Set exercise: Set down all of the entries word for word, omitting the images they contain.

Records from a dataset
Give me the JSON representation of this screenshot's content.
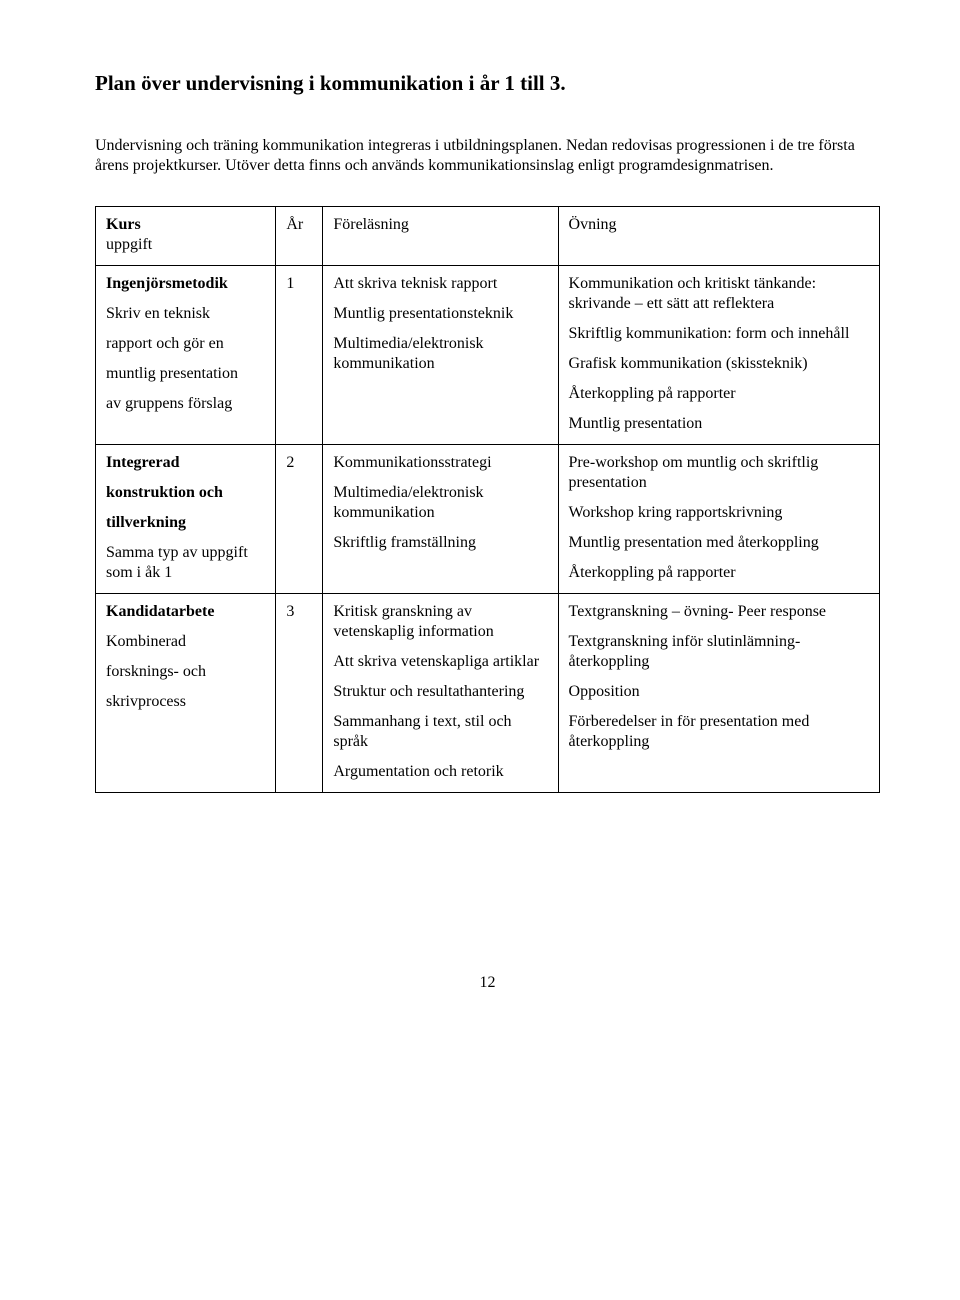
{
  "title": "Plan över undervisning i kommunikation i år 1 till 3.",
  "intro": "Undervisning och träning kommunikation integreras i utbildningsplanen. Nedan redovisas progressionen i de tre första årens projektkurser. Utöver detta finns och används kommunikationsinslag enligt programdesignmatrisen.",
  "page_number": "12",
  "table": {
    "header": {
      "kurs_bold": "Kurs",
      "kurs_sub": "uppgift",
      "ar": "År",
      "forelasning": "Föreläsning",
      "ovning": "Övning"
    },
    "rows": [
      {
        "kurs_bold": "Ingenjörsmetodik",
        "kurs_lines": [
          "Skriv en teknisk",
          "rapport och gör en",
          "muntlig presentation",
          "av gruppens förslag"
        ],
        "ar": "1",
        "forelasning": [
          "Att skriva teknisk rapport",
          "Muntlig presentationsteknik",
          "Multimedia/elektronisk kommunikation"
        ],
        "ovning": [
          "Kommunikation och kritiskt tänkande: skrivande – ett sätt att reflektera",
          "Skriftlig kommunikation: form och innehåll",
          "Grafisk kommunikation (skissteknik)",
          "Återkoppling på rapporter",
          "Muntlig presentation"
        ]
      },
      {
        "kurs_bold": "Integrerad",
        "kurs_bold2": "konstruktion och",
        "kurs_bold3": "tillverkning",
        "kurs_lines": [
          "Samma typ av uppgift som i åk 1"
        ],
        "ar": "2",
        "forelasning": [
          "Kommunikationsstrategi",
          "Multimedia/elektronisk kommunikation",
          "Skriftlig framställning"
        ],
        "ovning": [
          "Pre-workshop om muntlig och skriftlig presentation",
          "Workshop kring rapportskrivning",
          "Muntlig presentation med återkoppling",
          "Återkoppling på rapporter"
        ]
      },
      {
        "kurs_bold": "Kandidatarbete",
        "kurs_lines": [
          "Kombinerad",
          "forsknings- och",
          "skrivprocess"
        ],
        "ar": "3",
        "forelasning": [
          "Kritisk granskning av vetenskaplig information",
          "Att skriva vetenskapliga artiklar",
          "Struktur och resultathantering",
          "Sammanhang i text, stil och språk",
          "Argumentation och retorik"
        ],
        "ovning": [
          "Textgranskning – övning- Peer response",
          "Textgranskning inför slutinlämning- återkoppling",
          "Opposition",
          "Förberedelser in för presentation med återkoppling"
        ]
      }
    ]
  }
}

Written answer:
Give me the JSON representation of this screenshot's content.
{
  "title": "Plan över undervisning i kommunikation i år 1 till 3.",
  "intro": "Undervisning och träning kommunikation integreras i utbildningsplanen. Nedan redovisas progressionen i de tre första årens projektkurser. Utöver detta finns och används kommunikationsinslag enligt programdesignmatrisen.",
  "page_number": "12",
  "table": {
    "header": {
      "kurs_bold": "Kurs",
      "kurs_sub": "uppgift",
      "ar": "År",
      "forelasning": "Föreläsning",
      "ovning": "Övning"
    },
    "rows": [
      {
        "kurs_bold": "Ingenjörsmetodik",
        "kurs_lines": [
          "Skriv en teknisk",
          "rapport och gör en",
          "muntlig presentation",
          "av gruppens förslag"
        ],
        "ar": "1",
        "forelasning": [
          "Att skriva teknisk rapport",
          "Muntlig presentationsteknik",
          "Multimedia/elektronisk kommunikation"
        ],
        "ovning": [
          "Kommunikation och kritiskt tänkande: skrivande – ett sätt att reflektera",
          "Skriftlig kommunikation: form och innehåll",
          "Grafisk kommunikation (skissteknik)",
          "Återkoppling på rapporter",
          "Muntlig presentation"
        ]
      },
      {
        "kurs_bold": "Integrerad",
        "kurs_bold2": "konstruktion och",
        "kurs_bold3": "tillverkning",
        "kurs_lines": [
          "Samma typ av uppgift som i åk 1"
        ],
        "ar": "2",
        "forelasning": [
          "Kommunikationsstrategi",
          "Multimedia/elektronisk kommunikation",
          "Skriftlig framställning"
        ],
        "ovning": [
          "Pre-workshop om muntlig och skriftlig presentation",
          "Workshop kring rapportskrivning",
          "Muntlig presentation med återkoppling",
          "Återkoppling på rapporter"
        ]
      },
      {
        "kurs_bold": "Kandidatarbete",
        "kurs_lines": [
          "Kombinerad",
          "forsknings- och",
          "skrivprocess"
        ],
        "ar": "3",
        "forelasning": [
          "Kritisk granskning av vetenskaplig information",
          "Att skriva vetenskapliga artiklar",
          "Struktur och resultathantering",
          "Sammanhang i text, stil och språk",
          "Argumentation och retorik"
        ],
        "ovning": [
          "Textgranskning – övning- Peer response",
          "Textgranskning inför slutinlämning- återkoppling",
          "Opposition",
          "Förberedelser in för presentation med återkoppling"
        ]
      }
    ]
  }
}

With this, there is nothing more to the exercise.